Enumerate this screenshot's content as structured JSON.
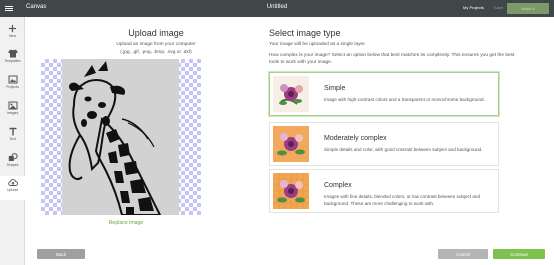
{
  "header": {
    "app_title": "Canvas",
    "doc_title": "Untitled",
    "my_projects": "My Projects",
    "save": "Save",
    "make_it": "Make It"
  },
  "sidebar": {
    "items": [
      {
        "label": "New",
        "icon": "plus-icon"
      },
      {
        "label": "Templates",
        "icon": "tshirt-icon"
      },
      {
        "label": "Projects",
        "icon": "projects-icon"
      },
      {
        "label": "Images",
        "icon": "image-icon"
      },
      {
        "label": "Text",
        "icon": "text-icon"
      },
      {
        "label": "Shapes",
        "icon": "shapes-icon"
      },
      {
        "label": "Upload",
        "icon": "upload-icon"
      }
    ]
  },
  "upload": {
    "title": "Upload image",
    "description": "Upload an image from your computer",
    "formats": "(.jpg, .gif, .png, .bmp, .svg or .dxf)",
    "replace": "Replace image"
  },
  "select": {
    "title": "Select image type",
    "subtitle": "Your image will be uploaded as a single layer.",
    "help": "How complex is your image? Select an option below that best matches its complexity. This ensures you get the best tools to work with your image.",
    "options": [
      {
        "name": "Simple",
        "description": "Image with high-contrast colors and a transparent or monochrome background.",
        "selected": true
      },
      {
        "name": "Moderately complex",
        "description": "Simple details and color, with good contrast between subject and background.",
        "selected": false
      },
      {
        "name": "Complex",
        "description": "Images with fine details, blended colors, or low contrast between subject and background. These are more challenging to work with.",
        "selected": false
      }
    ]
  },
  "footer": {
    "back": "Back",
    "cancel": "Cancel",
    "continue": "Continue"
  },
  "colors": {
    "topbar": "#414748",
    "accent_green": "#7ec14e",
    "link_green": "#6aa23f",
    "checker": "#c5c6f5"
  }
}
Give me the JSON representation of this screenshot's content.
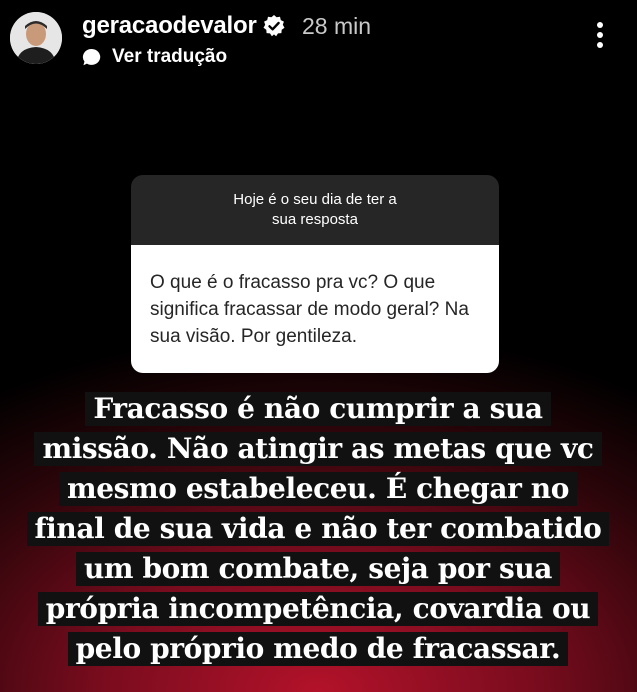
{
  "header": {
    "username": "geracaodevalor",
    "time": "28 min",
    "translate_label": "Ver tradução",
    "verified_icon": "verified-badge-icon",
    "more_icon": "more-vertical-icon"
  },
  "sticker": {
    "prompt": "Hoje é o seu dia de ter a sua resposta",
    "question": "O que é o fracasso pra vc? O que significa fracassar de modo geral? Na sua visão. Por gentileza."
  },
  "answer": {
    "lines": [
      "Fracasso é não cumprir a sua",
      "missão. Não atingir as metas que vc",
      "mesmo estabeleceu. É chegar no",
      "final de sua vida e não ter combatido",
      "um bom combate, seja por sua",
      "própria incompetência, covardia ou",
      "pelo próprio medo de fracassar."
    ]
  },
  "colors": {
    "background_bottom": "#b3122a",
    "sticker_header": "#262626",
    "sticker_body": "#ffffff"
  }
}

★ ★ ★

## AIM OF THE EXERCISE
Extract, verbatim and alone, the lines from the line that contains "Give me the" to the last line of the records, inclusive; drop any picture.

## ANSWER FOR THE TASK
Give me the JSON representation of this screenshot's content.
{
  "header": {
    "username": "geracaodevalor",
    "time": "28 min",
    "translate_label": "Ver tradução",
    "verified_icon": "verified-badge-icon",
    "more_icon": "more-vertical-icon"
  },
  "sticker": {
    "prompt": "Hoje é o seu dia de ter a sua resposta",
    "question": "O que é o fracasso pra vc? O que significa fracassar de modo geral? Na sua visão. Por gentileza."
  },
  "answer": {
    "lines": [
      "Fracasso é não cumprir a sua",
      "missão. Não atingir as metas que vc",
      "mesmo estabeleceu. É chegar no",
      "final de sua vida e não ter combatido",
      "um bom combate, seja por sua",
      "própria incompetência, covardia ou",
      "pelo próprio medo de fracassar."
    ]
  },
  "colors": {
    "background_bottom": "#b3122a",
    "sticker_header": "#262626",
    "sticker_body": "#ffffff"
  }
}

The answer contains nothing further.